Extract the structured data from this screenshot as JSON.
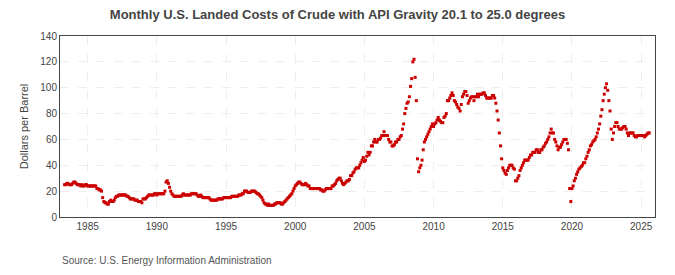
{
  "chart_data": {
    "type": "scatter",
    "title": "Monthly U.S. Landed Costs of Crude with API Gravity 20.1 to 25.0 degrees",
    "ylabel": "Dollars per Barrel",
    "annotations": [
      "Source: U.S. Energy Information Administration"
    ],
    "color": "#cc0000",
    "marker": "square",
    "grid": true,
    "xlim": [
      1983.0,
      2026.0
    ],
    "ylim": [
      0,
      140
    ],
    "xticks": [
      1985,
      1990,
      1995,
      2000,
      2005,
      2010,
      2015,
      2020,
      2025
    ],
    "yticks": [
      0,
      20,
      40,
      60,
      80,
      100,
      120,
      140
    ],
    "x": [
      1983.3333,
      1983.4167,
      1983.5,
      1983.5833,
      1983.6667,
      1983.75,
      1983.8333,
      1983.9167,
      1984,
      1984.0833,
      1984.1667,
      1984.25,
      1984.3333,
      1984.4167,
      1984.5,
      1984.5833,
      1984.6667,
      1984.75,
      1984.8333,
      1984.9167,
      1985,
      1985.0833,
      1985.1667,
      1985.25,
      1985.3333,
      1985.4167,
      1985.5,
      1985.5833,
      1985.6667,
      1985.75,
      1985.8333,
      1985.9167,
      1986,
      1986.0833,
      1986.1667,
      1986.25,
      1986.3333,
      1986.4167,
      1986.5,
      1986.5833,
      1986.6667,
      1986.75,
      1986.8333,
      1986.9167,
      1987,
      1987.0833,
      1987.1667,
      1987.25,
      1987.3333,
      1987.4167,
      1987.5,
      1987.5833,
      1987.6667,
      1987.75,
      1987.8333,
      1987.9167,
      1988,
      1988.0833,
      1988.1667,
      1988.25,
      1988.3333,
      1988.4167,
      1988.5,
      1988.5833,
      1988.6667,
      1988.75,
      1988.8333,
      1988.9167,
      1989,
      1989.0833,
      1989.1667,
      1989.25,
      1989.3333,
      1989.4167,
      1989.5,
      1989.5833,
      1989.6667,
      1989.75,
      1989.8333,
      1989.9167,
      1990,
      1990.0833,
      1990.1667,
      1990.25,
      1990.3333,
      1990.4167,
      1990.5,
      1990.5833,
      1990.6667,
      1990.75,
      1990.8333,
      1990.9167,
      1991,
      1991.0833,
      1991.1667,
      1991.25,
      1991.3333,
      1991.4167,
      1991.5,
      1991.5833,
      1991.6667,
      1991.75,
      1991.8333,
      1991.9167,
      1992,
      1992.0833,
      1992.1667,
      1992.25,
      1992.3333,
      1992.4167,
      1992.5,
      1992.5833,
      1992.6667,
      1992.75,
      1992.8333,
      1992.9167,
      1993,
      1993.0833,
      1993.1667,
      1993.25,
      1993.3333,
      1993.4167,
      1993.5,
      1993.5833,
      1993.6667,
      1993.75,
      1993.8333,
      1993.9167,
      1994,
      1994.0833,
      1994.1667,
      1994.25,
      1994.3333,
      1994.4167,
      1994.5,
      1994.5833,
      1994.6667,
      1994.75,
      1994.8333,
      1994.9167,
      1995,
      1995.0833,
      1995.1667,
      1995.25,
      1995.3333,
      1995.4167,
      1995.5,
      1995.5833,
      1995.6667,
      1995.75,
      1995.8333,
      1995.9167,
      1996,
      1996.0833,
      1996.1667,
      1996.25,
      1996.3333,
      1996.4167,
      1996.5,
      1996.5833,
      1996.6667,
      1996.75,
      1996.8333,
      1996.9167,
      1997,
      1997.0833,
      1997.1667,
      1997.25,
      1997.3333,
      1997.4167,
      1997.5,
      1997.5833,
      1997.6667,
      1997.75,
      1997.8333,
      1997.9167,
      1998,
      1998.0833,
      1998.1667,
      1998.25,
      1998.3333,
      1998.4167,
      1998.5,
      1998.5833,
      1998.6667,
      1998.75,
      1998.8333,
      1998.9167,
      1999,
      1999.0833,
      1999.1667,
      1999.25,
      1999.3333,
      1999.4167,
      1999.5,
      1999.5833,
      1999.6667,
      1999.75,
      1999.8333,
      1999.9167,
      2000,
      2000.0833,
      2000.1667,
      2000.25,
      2000.3333,
      2000.4167,
      2000.5,
      2000.5833,
      2000.6667,
      2000.75,
      2000.8333,
      2000.9167,
      2001,
      2001.0833,
      2001.1667,
      2001.25,
      2001.3333,
      2001.4167,
      2001.5,
      2001.5833,
      2001.6667,
      2001.75,
      2001.8333,
      2001.9167,
      2002,
      2002.0833,
      2002.1667,
      2002.25,
      2002.3333,
      2002.4167,
      2002.5,
      2002.5833,
      2002.6667,
      2002.75,
      2002.8333,
      2002.9167,
      2003,
      2003.0833,
      2003.1667,
      2003.25,
      2003.3333,
      2003.4167,
      2003.5,
      2003.5833,
      2003.6667,
      2003.75,
      2003.8333,
      2003.9167,
      2004,
      2004.0833,
      2004.1667,
      2004.25,
      2004.3333,
      2004.4167,
      2004.5,
      2004.5833,
      2004.6667,
      2004.75,
      2004.8333,
      2004.9167,
      2005,
      2005.0833,
      2005.1667,
      2005.25,
      2005.3333,
      2005.4167,
      2005.5,
      2005.5833,
      2005.6667,
      2005.75,
      2005.8333,
      2005.9167,
      2006,
      2006.0833,
      2006.1667,
      2006.25,
      2006.3333,
      2006.4167,
      2006.5,
      2006.5833,
      2006.6667,
      2006.75,
      2006.8333,
      2006.9167,
      2007,
      2007.0833,
      2007.1667,
      2007.25,
      2007.3333,
      2007.4167,
      2007.5,
      2007.5833,
      2007.6667,
      2007.75,
      2007.8333,
      2007.9167,
      2008,
      2008.0833,
      2008.1667,
      2008.25,
      2008.3333,
      2008.4167,
      2008.5,
      2008.5833,
      2008.6667,
      2008.75,
      2008.8333,
      2008.9167,
      2009,
      2009.0833,
      2009.1667,
      2009.25,
      2009.3333,
      2009.4167,
      2009.5,
      2009.5833,
      2009.6667,
      2009.75,
      2009.8333,
      2009.9167,
      2010,
      2010.0833,
      2010.1667,
      2010.25,
      2010.3333,
      2010.4167,
      2010.5,
      2010.5833,
      2010.6667,
      2010.75,
      2010.8333,
      2010.9167,
      2011,
      2011.0833,
      2011.1667,
      2011.25,
      2011.3333,
      2011.4167,
      2011.5,
      2011.5833,
      2011.6667,
      2011.75,
      2011.8333,
      2011.9167,
      2012,
      2012.0833,
      2012.1667,
      2012.25,
      2012.3333,
      2012.4167,
      2012.5,
      2012.5833,
      2012.6667,
      2012.75,
      2012.8333,
      2012.9167,
      2013,
      2013.0833,
      2013.1667,
      2013.25,
      2013.3333,
      2013.4167,
      2013.5,
      2013.5833,
      2013.6667,
      2013.75,
      2013.8333,
      2013.9167,
      2014,
      2014.0833,
      2014.1667,
      2014.25,
      2014.3333,
      2014.4167,
      2014.5,
      2014.5833,
      2014.6667,
      2014.75,
      2014.8333,
      2014.9167,
      2015,
      2015.0833,
      2015.1667,
      2015.25,
      2015.3333,
      2015.4167,
      2015.5,
      2015.5833,
      2015.6667,
      2015.75,
      2015.8333,
      2015.9167,
      2016,
      2016.0833,
      2016.1667,
      2016.25,
      2016.3333,
      2016.4167,
      2016.5,
      2016.5833,
      2016.6667,
      2016.75,
      2016.8333,
      2016.9167,
      2017,
      2017.0833,
      2017.1667,
      2017.25,
      2017.3333,
      2017.4167,
      2017.5,
      2017.5833,
      2017.6667,
      2017.75,
      2017.8333,
      2017.9167,
      2018,
      2018.0833,
      2018.1667,
      2018.25,
      2018.3333,
      2018.4167,
      2018.5,
      2018.5833,
      2018.6667,
      2018.75,
      2018.8333,
      2018.9167,
      2019,
      2019.0833,
      2019.1667,
      2019.25,
      2019.3333,
      2019.4167,
      2019.5,
      2019.5833,
      2019.6667,
      2019.75,
      2019.8333,
      2019.9167,
      2020,
      2020.0833,
      2020.1667,
      2020.25,
      2020.3333,
      2020.4167,
      2020.5,
      2020.5833,
      2020.6667,
      2020.75,
      2020.8333,
      2020.9167,
      2021,
      2021.0833,
      2021.1667,
      2021.25,
      2021.3333,
      2021.4167,
      2021.5,
      2021.5833,
      2021.6667,
      2021.75,
      2021.8333,
      2021.9167,
      2022,
      2022.0833,
      2022.1667,
      2022.25,
      2022.3333,
      2022.4167,
      2022.5,
      2022.5833,
      2022.6667,
      2022.75,
      2022.8333,
      2022.9167,
      2023,
      2023.0833,
      2023.1667,
      2023.25,
      2023.3333,
      2023.4167,
      2023.5,
      2023.5833,
      2023.6667,
      2023.75,
      2023.8333,
      2023.9167,
      2024,
      2024.0833,
      2024.1667,
      2024.25,
      2024.3333,
      2024.4167,
      2024.5,
      2024.5833,
      2024.6667,
      2024.75,
      2024.8333,
      2024.9167,
      2025,
      2025.0833,
      2025.1667,
      2025.25,
      2025.3333,
      2025.4167,
      2025.5,
      2025.5833
    ],
    "values": [
      25,
      25,
      26,
      26,
      25,
      25,
      25,
      26,
      27,
      27,
      26,
      25,
      25,
      25,
      24,
      25,
      24,
      24,
      25,
      25,
      24,
      24,
      24,
      24,
      24,
      24,
      24,
      24,
      22,
      22,
      21,
      21,
      20,
      15,
      12,
      11,
      11,
      10,
      10,
      12,
      13,
      12,
      12,
      13,
      15,
      16,
      16,
      17,
      17,
      17,
      17,
      17,
      17,
      17,
      16,
      16,
      15,
      14,
      14,
      14,
      14,
      13,
      13,
      13,
      12,
      12,
      12,
      11,
      14,
      14,
      14,
      15,
      16,
      17,
      17,
      17,
      17,
      17,
      18,
      18,
      17,
      18,
      18,
      18,
      18,
      18,
      18,
      20,
      27,
      28,
      26,
      23,
      20,
      18,
      17,
      16,
      16,
      16,
      16,
      16,
      16,
      16,
      17,
      18,
      17,
      17,
      17,
      17,
      17,
      17,
      18,
      18,
      18,
      18,
      18,
      17,
      16,
      16,
      17,
      16,
      15,
      15,
      15,
      15,
      15,
      15,
      14,
      13,
      13,
      13,
      13,
      13,
      13,
      14,
      14,
      14,
      14,
      14,
      15,
      15,
      15,
      15,
      15,
      15,
      15,
      16,
      16,
      16,
      16,
      16,
      16,
      17,
      17,
      17,
      18,
      18,
      20,
      20,
      20,
      19,
      19,
      19,
      20,
      20,
      20,
      20,
      19,
      18,
      18,
      17,
      16,
      15,
      13,
      11,
      10,
      10,
      9,
      10,
      9,
      9,
      9,
      9,
      10,
      10,
      11,
      11,
      11,
      11,
      10,
      10,
      11,
      12,
      13,
      14,
      15,
      16,
      17,
      18,
      20,
      22,
      24,
      25,
      26,
      27,
      27,
      26,
      25,
      25,
      25,
      26,
      25,
      24,
      24,
      22,
      22,
      22,
      22,
      22,
      22,
      22,
      22,
      22,
      21,
      21,
      20,
      20,
      21,
      22,
      22,
      22,
      22,
      22,
      24,
      24,
      25,
      26,
      28,
      29,
      30,
      30,
      28,
      26,
      25,
      26,
      27,
      28,
      28,
      29,
      32,
      32,
      34,
      35,
      37,
      38,
      38,
      38,
      40,
      42,
      44,
      46,
      43,
      44,
      47,
      50,
      48,
      50,
      55,
      55,
      58,
      60,
      58,
      58,
      60,
      60,
      61,
      63,
      63,
      66,
      63,
      63,
      63,
      60,
      58,
      58,
      55,
      55,
      56,
      58,
      58,
      60,
      60,
      62,
      63,
      68,
      72,
      80,
      84,
      88,
      89,
      93,
      101,
      107,
      120,
      122,
      108,
      90,
      45,
      35,
      38,
      40,
      44,
      52,
      58,
      60,
      62,
      64,
      66,
      68,
      70,
      72,
      70,
      72,
      73,
      75,
      77,
      75,
      74,
      73,
      73,
      77,
      78,
      80,
      90,
      90,
      92,
      94,
      96,
      94,
      90,
      89,
      87,
      85,
      84,
      82,
      87,
      93,
      95,
      97,
      97,
      94,
      88,
      90,
      92,
      93,
      93,
      90,
      93,
      93,
      95,
      93,
      95,
      95,
      95,
      96,
      96,
      94,
      92,
      92,
      92,
      92,
      92,
      94,
      94,
      92,
      88,
      82,
      75,
      65,
      55,
      45,
      38,
      36,
      34,
      33,
      36,
      38,
      40,
      40,
      40,
      38,
      37,
      28,
      28,
      30,
      32,
      36,
      38,
      40,
      42,
      44,
      44,
      44,
      44,
      46,
      48,
      48,
      50,
      50,
      50,
      52,
      52,
      50,
      50,
      52,
      52,
      54,
      55,
      57,
      58,
      60,
      62,
      65,
      68,
      65,
      65,
      60,
      58,
      55,
      52,
      54,
      54,
      56,
      58,
      60,
      60,
      60,
      57,
      52,
      22,
      12,
      22,
      24,
      28,
      30,
      33,
      35,
      37,
      38,
      39,
      40,
      42,
      42,
      45,
      47,
      50,
      52,
      55,
      56,
      58,
      59,
      60,
      62,
      65,
      68,
      72,
      78,
      83,
      90,
      95,
      100,
      103,
      98,
      90,
      82,
      68,
      60,
      65,
      70,
      73,
      73,
      70,
      68,
      68,
      68,
      69,
      70,
      70,
      68,
      65,
      63,
      65,
      65,
      65,
      65,
      63,
      62,
      62,
      63,
      63,
      63,
      63,
      63,
      63,
      62,
      63,
      64,
      65,
      65
    ]
  }
}
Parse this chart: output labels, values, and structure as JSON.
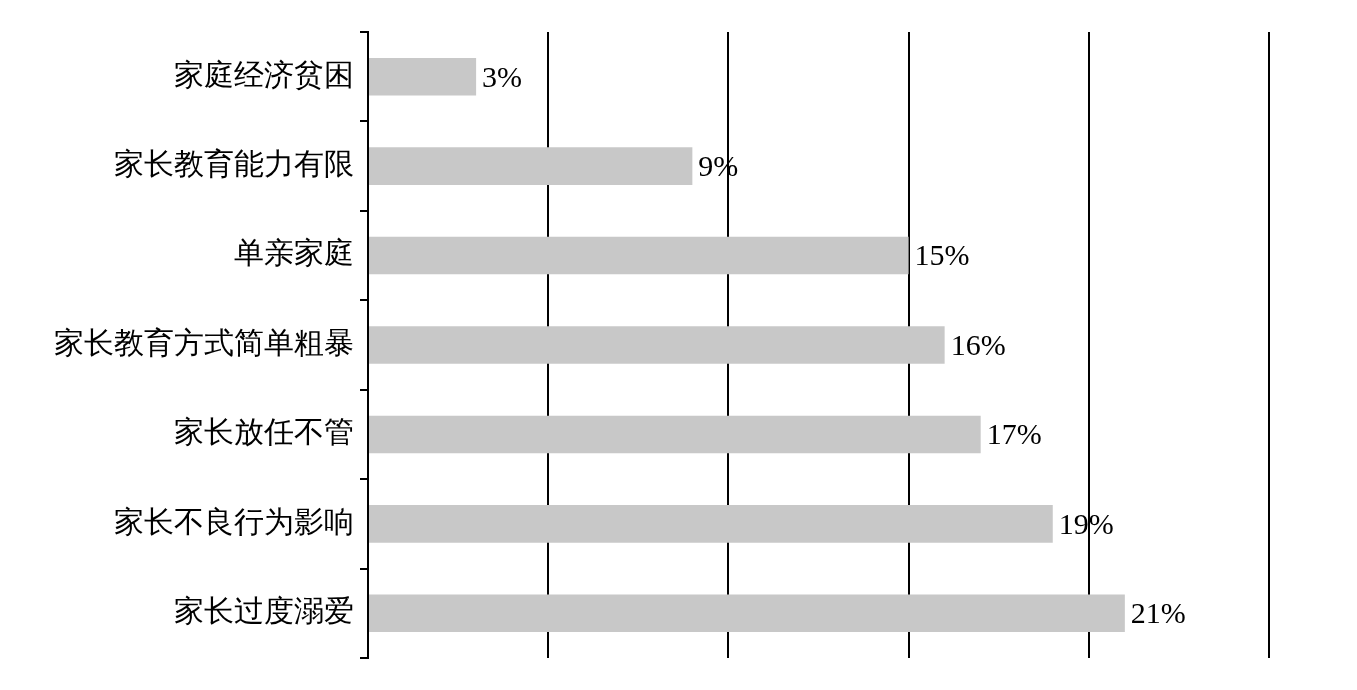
{
  "chart_data": {
    "type": "bar",
    "orientation": "horizontal",
    "categories": [
      "家庭经济贫困",
      "家长教育能力有限",
      "单亲家庭",
      "家长教育方式简单粗暴",
      "家长放任不管",
      "家长不良行为影响",
      "家长过度溺爱"
    ],
    "values": [
      3,
      9,
      15,
      16,
      17,
      19,
      21
    ],
    "value_labels": [
      "3%",
      "9%",
      "15%",
      "16%",
      "17%",
      "19%",
      "21%"
    ],
    "color": "#c8c8c8",
    "xlim": [
      0,
      25
    ],
    "xticks": [
      {
        "value": 0,
        "label": null
      },
      {
        "value": 5,
        "label": null
      },
      {
        "value": 10,
        "label": null
      },
      {
        "value": 15,
        "label": null
      },
      {
        "value": 20,
        "label": null
      },
      {
        "value": 25,
        "label": null
      }
    ],
    "grid": "x",
    "tick_labels": "y",
    "legend": false
  }
}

▸ Task statement
The line that contains "Parse this chart: output" opens the part to copy, and the last line of the records closes it; set down those lines exactly, pictures excluded.

▸ Task solution
Parse this chart: output labels, values, and structure as JSON.
{
  "chart_data": {
    "type": "bar",
    "orientation": "horizontal",
    "categories": [
      "家庭经济贫困",
      "家长教育能力有限",
      "单亲家庭",
      "家长教育方式简单粗暴",
      "家长放任不管",
      "家长不良行为影响",
      "家长过度溺爱"
    ],
    "values": [
      3,
      9,
      15,
      16,
      17,
      19,
      21
    ],
    "value_labels": [
      "3%",
      "9%",
      "15%",
      "16%",
      "17%",
      "19%",
      "21%"
    ],
    "color": "#c8c8c8",
    "xlim": [
      0,
      25
    ],
    "xticks": [
      {
        "value": 0,
        "label": null
      },
      {
        "value": 5,
        "label": null
      },
      {
        "value": 10,
        "label": null
      },
      {
        "value": 15,
        "label": null
      },
      {
        "value": 20,
        "label": null
      },
      {
        "value": 25,
        "label": null
      }
    ],
    "grid": "x",
    "tick_labels": "y",
    "legend": false
  }
}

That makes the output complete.